Dataset rows about figures
>> start
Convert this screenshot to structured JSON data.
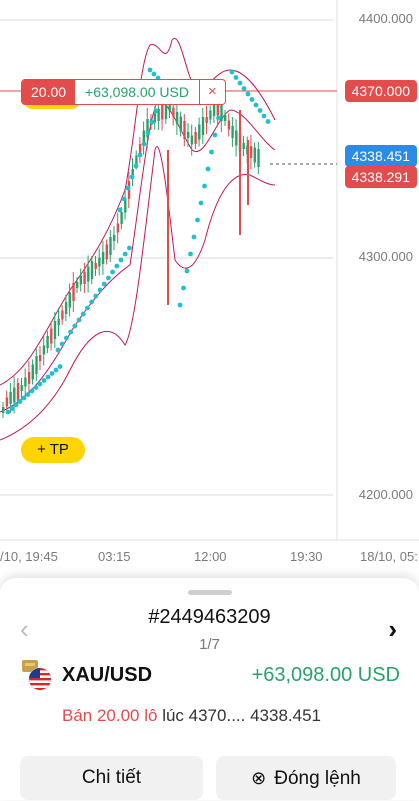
{
  "chart": {
    "y_labels": [
      "4400.000",
      "4300.000",
      "4200.000"
    ],
    "x_labels": [
      "/10, 19:45",
      "03:15",
      "12:00",
      "19:30",
      "18/10, 05:"
    ],
    "price_tags": {
      "entry": "4370.000",
      "ask": "4338.451",
      "bid": "4338.291"
    },
    "colors": {
      "up": "#27a36a",
      "down": "#e24c4c",
      "ask": "#2b8be5",
      "sar": "#22c0cf",
      "band": "#c2185b"
    }
  },
  "order_line": {
    "volume": "20.00",
    "profit": "+63,098.00 USD",
    "close_symbol": "×"
  },
  "tp_button": "+ TP",
  "sheet": {
    "order_id": "#2449463209",
    "pager": "1/7",
    "prev_symbol": "‹",
    "next_symbol": "›",
    "symbol": "XAU/USD",
    "profit": "+63,098.00 USD",
    "side_volume": "Bán 20.00 lô",
    "detail_rest": " lúc 4370.... 4338.451",
    "detail_button": "Chi tiết",
    "close_button": "Đóng lệnh",
    "close_icon": "⊗"
  }
}
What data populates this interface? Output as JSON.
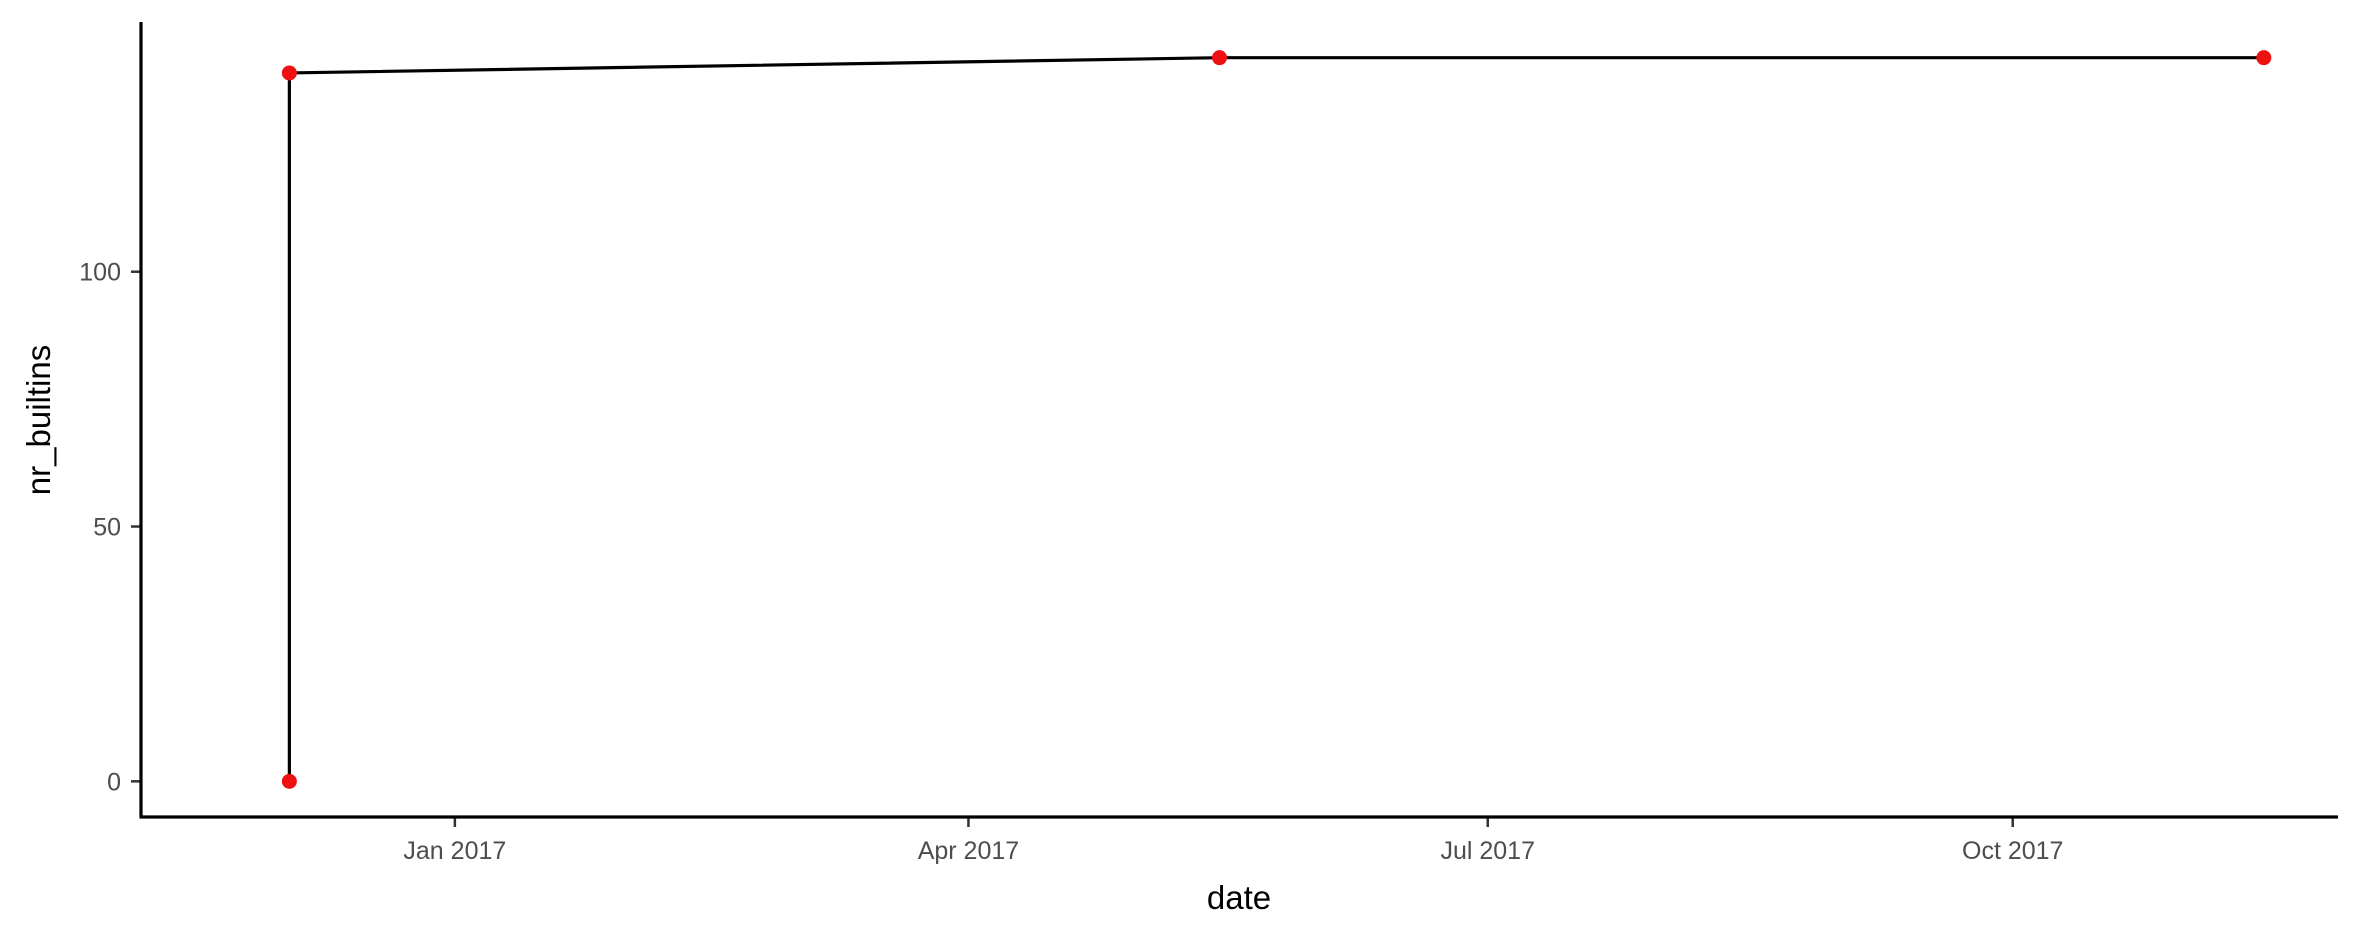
{
  "chart_data": {
    "type": "line",
    "xlabel": "date",
    "ylabel": "nr_builtins",
    "x_axis_type": "date",
    "xlim": [
      "2016-11-07",
      "2017-11-27"
    ],
    "ylim": [
      -7,
      149
    ],
    "x_ticks": [
      {
        "value": "2017-01-01",
        "label": "Jan 2017"
      },
      {
        "value": "2017-04-01",
        "label": "Apr 2017"
      },
      {
        "value": "2017-07-01",
        "label": "Jul 2017"
      },
      {
        "value": "2017-10-01",
        "label": "Oct 2017"
      }
    ],
    "y_ticks": [
      0,
      50,
      100
    ],
    "grid": false,
    "line_color": "#000000",
    "point_color": "#ee1111",
    "series": [
      {
        "x": [
          "2016-12-03",
          "2016-12-03",
          "2017-05-15",
          "2017-11-14"
        ],
        "y": [
          0,
          139,
          142,
          142
        ]
      }
    ]
  }
}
>> end
Return the full material word for word. Do not include the pictures.

Convert this screenshot to structured JSON data.
{
  "chart": {
    "y_labels": [
      "4400.000",
      "4300.000",
      "4200.000"
    ],
    "x_labels": [
      "/10, 19:45",
      "03:15",
      "12:00",
      "19:30",
      "18/10, 05:"
    ],
    "price_tags": {
      "entry": "4370.000",
      "ask": "4338.451",
      "bid": "4338.291"
    },
    "colors": {
      "up": "#27a36a",
      "down": "#e24c4c",
      "ask": "#2b8be5",
      "sar": "#22c0cf",
      "band": "#c2185b"
    }
  },
  "order_line": {
    "volume": "20.00",
    "profit": "+63,098.00 USD",
    "close_symbol": "×"
  },
  "tp_button": "+ TP",
  "sheet": {
    "order_id": "#2449463209",
    "pager": "1/7",
    "prev_symbol": "‹",
    "next_symbol": "›",
    "symbol": "XAU/USD",
    "profit": "+63,098.00 USD",
    "side_volume": "Bán 20.00 lô",
    "detail_rest": " lúc 4370.... 4338.451",
    "detail_button": "Chi tiết",
    "close_button": "Đóng lệnh",
    "close_icon": "⊗"
  }
}
What data populates this interface? Output as JSON.
{
  "chart_data": {
    "type": "line",
    "xlabel": "date",
    "ylabel": "nr_builtins",
    "x_axis_type": "date",
    "xlim": [
      "2016-11-07",
      "2017-11-27"
    ],
    "ylim": [
      -7,
      149
    ],
    "x_ticks": [
      {
        "value": "2017-01-01",
        "label": "Jan 2017"
      },
      {
        "value": "2017-04-01",
        "label": "Apr 2017"
      },
      {
        "value": "2017-07-01",
        "label": "Jul 2017"
      },
      {
        "value": "2017-10-01",
        "label": "Oct 2017"
      }
    ],
    "y_ticks": [
      0,
      50,
      100
    ],
    "grid": false,
    "line_color": "#000000",
    "point_color": "#ee1111",
    "series": [
      {
        "x": [
          "2016-12-03",
          "2016-12-03",
          "2017-05-15",
          "2017-11-14"
        ],
        "y": [
          0,
          139,
          142,
          142
        ]
      }
    ]
  }
}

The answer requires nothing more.